**RECORD SET:**
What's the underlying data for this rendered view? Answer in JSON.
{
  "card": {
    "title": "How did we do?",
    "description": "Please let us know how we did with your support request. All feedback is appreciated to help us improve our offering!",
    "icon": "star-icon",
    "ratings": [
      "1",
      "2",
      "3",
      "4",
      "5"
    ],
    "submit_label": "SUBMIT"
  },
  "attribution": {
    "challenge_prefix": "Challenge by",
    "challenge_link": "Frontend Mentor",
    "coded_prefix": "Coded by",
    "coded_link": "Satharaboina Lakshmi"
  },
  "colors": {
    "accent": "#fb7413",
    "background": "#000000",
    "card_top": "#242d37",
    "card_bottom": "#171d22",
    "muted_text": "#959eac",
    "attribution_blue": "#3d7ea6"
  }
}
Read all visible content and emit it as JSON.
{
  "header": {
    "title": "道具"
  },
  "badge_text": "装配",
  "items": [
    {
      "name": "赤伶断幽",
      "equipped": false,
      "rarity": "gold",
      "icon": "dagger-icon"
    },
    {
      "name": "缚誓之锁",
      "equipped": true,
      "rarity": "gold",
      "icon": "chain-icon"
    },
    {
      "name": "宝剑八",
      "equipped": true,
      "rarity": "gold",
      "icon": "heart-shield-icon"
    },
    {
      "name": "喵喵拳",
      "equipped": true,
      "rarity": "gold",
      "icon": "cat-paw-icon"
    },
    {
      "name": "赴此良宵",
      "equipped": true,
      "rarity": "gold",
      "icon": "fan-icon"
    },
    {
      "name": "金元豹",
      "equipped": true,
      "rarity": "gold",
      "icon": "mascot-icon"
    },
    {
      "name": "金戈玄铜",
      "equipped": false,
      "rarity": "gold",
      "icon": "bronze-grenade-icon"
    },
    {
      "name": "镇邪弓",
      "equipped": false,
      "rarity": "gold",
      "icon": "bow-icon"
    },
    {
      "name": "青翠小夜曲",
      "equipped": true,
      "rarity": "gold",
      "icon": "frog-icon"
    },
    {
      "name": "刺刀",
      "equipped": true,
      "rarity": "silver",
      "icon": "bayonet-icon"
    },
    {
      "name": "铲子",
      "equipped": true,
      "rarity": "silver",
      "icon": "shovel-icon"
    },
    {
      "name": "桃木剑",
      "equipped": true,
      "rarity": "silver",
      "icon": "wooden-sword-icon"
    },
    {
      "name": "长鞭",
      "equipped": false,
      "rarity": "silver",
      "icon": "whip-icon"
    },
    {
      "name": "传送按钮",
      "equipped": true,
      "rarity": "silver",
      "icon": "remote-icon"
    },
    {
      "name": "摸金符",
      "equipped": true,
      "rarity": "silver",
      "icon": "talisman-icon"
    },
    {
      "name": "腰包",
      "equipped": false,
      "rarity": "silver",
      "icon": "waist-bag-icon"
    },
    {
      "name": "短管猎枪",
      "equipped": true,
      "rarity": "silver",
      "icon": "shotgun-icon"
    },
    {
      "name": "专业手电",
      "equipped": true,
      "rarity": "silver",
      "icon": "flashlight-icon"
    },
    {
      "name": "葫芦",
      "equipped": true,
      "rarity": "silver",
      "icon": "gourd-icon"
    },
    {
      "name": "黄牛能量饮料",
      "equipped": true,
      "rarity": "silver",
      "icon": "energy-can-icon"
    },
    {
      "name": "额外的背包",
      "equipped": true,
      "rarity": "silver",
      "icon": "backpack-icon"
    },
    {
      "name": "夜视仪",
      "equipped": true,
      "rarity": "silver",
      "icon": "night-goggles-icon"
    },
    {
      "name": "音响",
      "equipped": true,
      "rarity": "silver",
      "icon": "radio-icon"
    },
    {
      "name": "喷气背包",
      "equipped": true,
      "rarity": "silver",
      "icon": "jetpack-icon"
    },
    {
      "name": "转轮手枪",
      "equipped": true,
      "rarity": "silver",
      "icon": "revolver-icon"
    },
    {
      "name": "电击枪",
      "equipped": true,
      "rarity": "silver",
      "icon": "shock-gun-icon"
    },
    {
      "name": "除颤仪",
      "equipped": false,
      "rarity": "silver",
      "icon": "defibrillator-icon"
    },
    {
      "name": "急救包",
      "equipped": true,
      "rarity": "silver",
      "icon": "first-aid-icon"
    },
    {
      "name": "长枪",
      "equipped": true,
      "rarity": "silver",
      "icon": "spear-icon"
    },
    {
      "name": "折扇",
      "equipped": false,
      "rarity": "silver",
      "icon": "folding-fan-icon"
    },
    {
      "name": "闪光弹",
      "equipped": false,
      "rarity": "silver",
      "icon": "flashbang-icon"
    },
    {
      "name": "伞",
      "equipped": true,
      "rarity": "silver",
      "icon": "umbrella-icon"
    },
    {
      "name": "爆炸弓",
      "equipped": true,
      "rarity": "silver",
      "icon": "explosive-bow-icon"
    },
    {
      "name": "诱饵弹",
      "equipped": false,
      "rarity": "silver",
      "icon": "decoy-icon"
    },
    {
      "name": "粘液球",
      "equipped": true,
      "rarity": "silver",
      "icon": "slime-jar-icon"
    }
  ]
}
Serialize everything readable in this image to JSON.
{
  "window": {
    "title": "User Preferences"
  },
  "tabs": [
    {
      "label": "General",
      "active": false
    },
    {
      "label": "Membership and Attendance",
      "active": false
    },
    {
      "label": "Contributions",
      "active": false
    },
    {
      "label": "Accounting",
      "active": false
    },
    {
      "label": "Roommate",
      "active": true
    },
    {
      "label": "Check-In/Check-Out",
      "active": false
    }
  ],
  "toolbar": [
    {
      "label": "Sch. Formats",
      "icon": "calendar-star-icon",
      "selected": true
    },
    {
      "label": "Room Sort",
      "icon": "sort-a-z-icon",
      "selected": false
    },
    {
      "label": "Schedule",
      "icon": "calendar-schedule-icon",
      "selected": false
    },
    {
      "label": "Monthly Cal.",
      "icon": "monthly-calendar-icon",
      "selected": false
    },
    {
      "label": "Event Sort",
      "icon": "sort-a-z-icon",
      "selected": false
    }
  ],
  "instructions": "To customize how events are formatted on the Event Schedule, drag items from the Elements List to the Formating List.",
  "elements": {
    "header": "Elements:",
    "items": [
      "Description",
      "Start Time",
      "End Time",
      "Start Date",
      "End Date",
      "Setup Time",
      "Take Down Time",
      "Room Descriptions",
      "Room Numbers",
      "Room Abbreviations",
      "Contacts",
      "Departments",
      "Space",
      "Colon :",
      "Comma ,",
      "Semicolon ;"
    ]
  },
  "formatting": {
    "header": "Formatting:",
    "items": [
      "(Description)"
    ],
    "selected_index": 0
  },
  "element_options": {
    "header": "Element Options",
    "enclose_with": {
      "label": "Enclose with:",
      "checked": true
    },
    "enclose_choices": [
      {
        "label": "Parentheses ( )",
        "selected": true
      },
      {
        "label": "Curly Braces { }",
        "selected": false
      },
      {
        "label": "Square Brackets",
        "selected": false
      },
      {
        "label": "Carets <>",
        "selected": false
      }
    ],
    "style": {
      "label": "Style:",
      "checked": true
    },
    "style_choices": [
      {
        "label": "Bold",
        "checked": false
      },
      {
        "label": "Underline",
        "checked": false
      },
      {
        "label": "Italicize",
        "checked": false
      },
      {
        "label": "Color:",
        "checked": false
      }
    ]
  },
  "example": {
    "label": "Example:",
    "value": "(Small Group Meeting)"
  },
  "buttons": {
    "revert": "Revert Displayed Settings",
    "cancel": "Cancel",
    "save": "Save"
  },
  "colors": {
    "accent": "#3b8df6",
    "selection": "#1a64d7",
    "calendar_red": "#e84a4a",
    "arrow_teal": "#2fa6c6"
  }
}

**EXERCISE REQUIREMENTS:**
Every entry above should be retyped exactly as shown.

**FINAL RESULT:**
What's the underlying data for this rendered view? Answer in JSON.
{
  "card": {
    "title": "How did we do?",
    "description": "Please let us know how we did with your support request. All feedback is appreciated to help us improve our offering!",
    "icon": "star-icon",
    "ratings": [
      "1",
      "2",
      "3",
      "4",
      "5"
    ],
    "submit_label": "SUBMIT"
  },
  "attribution": {
    "challenge_prefix": "Challenge by",
    "challenge_link": "Frontend Mentor",
    "coded_prefix": "Coded by",
    "coded_link": "Satharaboina Lakshmi"
  },
  "colors": {
    "accent": "#fb7413",
    "background": "#000000",
    "card_top": "#242d37",
    "card_bottom": "#171d22",
    "muted_text": "#959eac",
    "attribution_blue": "#3d7ea6"
  }
}
Read all visible content and emit it as JSON.
{
  "header": {
    "title": "道具"
  },
  "badge_text": "装配",
  "items": [
    {
      "name": "赤伶断幽",
      "equipped": false,
      "rarity": "gold",
      "icon": "dagger-icon"
    },
    {
      "name": "缚誓之锁",
      "equipped": true,
      "rarity": "gold",
      "icon": "chain-icon"
    },
    {
      "name": "宝剑八",
      "equipped": true,
      "rarity": "gold",
      "icon": "heart-shield-icon"
    },
    {
      "name": "喵喵拳",
      "equipped": true,
      "rarity": "gold",
      "icon": "cat-paw-icon"
    },
    {
      "name": "赴此良宵",
      "equipped": true,
      "rarity": "gold",
      "icon": "fan-icon"
    },
    {
      "name": "金元豹",
      "equipped": true,
      "rarity": "gold",
      "icon": "mascot-icon"
    },
    {
      "name": "金戈玄铜",
      "equipped": false,
      "rarity": "gold",
      "icon": "bronze-grenade-icon"
    },
    {
      "name": "镇邪弓",
      "equipped": false,
      "rarity": "gold",
      "icon": "bow-icon"
    },
    {
      "name": "青翠小夜曲",
      "equipped": true,
      "rarity": "gold",
      "icon": "frog-icon"
    },
    {
      "name": "刺刀",
      "equipped": true,
      "rarity": "silver",
      "icon": "bayonet-icon"
    },
    {
      "name": "铲子",
      "equipped": true,
      "rarity": "silver",
      "icon": "shovel-icon"
    },
    {
      "name": "桃木剑",
      "equipped": true,
      "rarity": "silver",
      "icon": "wooden-sword-icon"
    },
    {
      "name": "长鞭",
      "equipped": false,
      "rarity": "silver",
      "icon": "whip-icon"
    },
    {
      "name": "传送按钮",
      "equipped": true,
      "rarity": "silver",
      "icon": "remote-icon"
    },
    {
      "name": "摸金符",
      "equipped": true,
      "rarity": "silver",
      "icon": "talisman-icon"
    },
    {
      "name": "腰包",
      "equipped": false,
      "rarity": "silver",
      "icon": "waist-bag-icon"
    },
    {
      "name": "短管猎枪",
      "equipped": true,
      "rarity": "silver",
      "icon": "shotgun-icon"
    },
    {
      "name": "专业手电",
      "equipped": true,
      "rarity": "silver",
      "icon": "flashlight-icon"
    },
    {
      "name": "葫芦",
      "equipped": true,
      "rarity": "silver",
      "icon": "gourd-icon"
    },
    {
      "name": "黄牛能量饮料",
      "equipped": true,
      "rarity": "silver",
      "icon": "energy-can-icon"
    },
    {
      "name": "额外的背包",
      "equipped": true,
      "rarity": "silver",
      "icon": "backpack-icon"
    },
    {
      "name": "夜视仪",
      "equipped": true,
      "rarity": "silver",
      "icon": "night-goggles-icon"
    },
    {
      "name": "音响",
      "equipped": true,
      "rarity": "silver",
      "icon": "radio-icon"
    },
    {
      "name": "喷气背包",
      "equipped": true,
      "rarity": "silver",
      "icon": "jetpack-icon"
    },
    {
      "name": "转轮手枪",
      "equipped": true,
      "rarity": "silver",
      "icon": "revolver-icon"
    },
    {
      "name": "电击枪",
      "equipped": true,
      "rarity": "silver",
      "icon": "shock-gun-icon"
    },
    {
      "name": "除颤仪",
      "equipped": false,
      "rarity": "silver",
      "icon": "defibrillator-icon"
    },
    {
      "name": "急救包",
      "equipped": true,
      "rarity": "silver",
      "icon": "first-aid-icon"
    },
    {
      "name": "长枪",
      "equipped": true,
      "rarity": "silver",
      "icon": "spear-icon"
    },
    {
      "name": "折扇",
      "equipped": false,
      "rarity": "silver",
      "icon": "folding-fan-icon"
    },
    {
      "name": "闪光弹",
      "equipped": false,
      "rarity": "silver",
      "icon": "flashbang-icon"
    },
    {
      "name": "伞",
      "equipped": true,
      "rarity": "silver",
      "icon": "umbrella-icon"
    },
    {
      "name": "爆炸弓",
      "equipped": true,
      "rarity": "silver",
      "icon": "explosive-bow-icon"
    },
    {
      "name": "诱饵弹",
      "equipped": false,
      "rarity": "silver",
      "icon": "decoy-icon"
    },
    {
      "name": "粘液球",
      "equipped": true,
      "rarity": "silver",
      "icon": "slime-jar-icon"
    }
  ]
}
Serialize everything readable in this image to JSON.
{
  "window": {
    "title": "User Preferences"
  },
  "tabs": [
    {
      "label": "General",
      "active": false
    },
    {
      "label": "Membership and Attendance",
      "active": false
    },
    {
      "label": "Contributions",
      "active": false
    },
    {
      "label": "Accounting",
      "active": false
    },
    {
      "label": "Roommate",
      "active": true
    },
    {
      "label": "Check-In/Check-Out",
      "active": false
    }
  ],
  "toolbar": [
    {
      "label": "Sch. Formats",
      "icon": "calendar-star-icon",
      "selected": true
    },
    {
      "label": "Room Sort",
      "icon": "sort-a-z-icon",
      "selected": false
    },
    {
      "label": "Schedule",
      "icon": "calendar-schedule-icon",
      "selected": false
    },
    {
      "label": "Monthly Cal.",
      "icon": "monthly-calendar-icon",
      "selected": false
    },
    {
      "label": "Event Sort",
      "icon": "sort-a-z-icon",
      "selected": false
    }
  ],
  "instructions": "To customize how events are formatted on the Event Schedule, drag items from the Elements List to the Formating List.",
  "elements": {
    "header": "Elements:",
    "items": [
      "Description",
      "Start Time",
      "End Time",
      "Start Date",
      "End Date",
      "Setup Time",
      "Take Down Time",
      "Room Descriptions",
      "Room Numbers",
      "Room Abbreviations",
      "Contacts",
      "Departments",
      "Space",
      "Colon :",
      "Comma ,",
      "Semicolon ;"
    ]
  },
  "formatting": {
    "header": "Formatting:",
    "items": [
      "(Description)"
    ],
    "selected_index": 0
  },
  "element_options": {
    "header": "Element Options",
    "enclose_with": {
      "label": "Enclose with:",
      "checked": true
    },
    "enclose_choices": [
      {
        "label": "Parentheses ( )",
        "selected": true
      },
      {
        "label": "Curly Braces { }",
        "selected": false
      },
      {
        "label": "Square Brackets",
        "selected": false
      },
      {
        "label": "Carets <>",
        "selected": false
      }
    ],
    "style": {
      "label": "Style:",
      "checked": true
    },
    "style_choices": [
      {
        "label": "Bold",
        "checked": false
      },
      {
        "label": "Underline",
        "checked": false
      },
      {
        "label": "Italicize",
        "checked": false
      },
      {
        "label": "Color:",
        "checked": false
      }
    ]
  },
  "example": {
    "label": "Example:",
    "value": "(Small Group Meeting)"
  },
  "buttons": {
    "revert": "Revert Displayed Settings",
    "cancel": "Cancel",
    "save": "Save"
  },
  "colors": {
    "accent": "#3b8df6",
    "selection": "#1a64d7",
    "calendar_red": "#e84a4a",
    "arrow_teal": "#2fa6c6"
  }
}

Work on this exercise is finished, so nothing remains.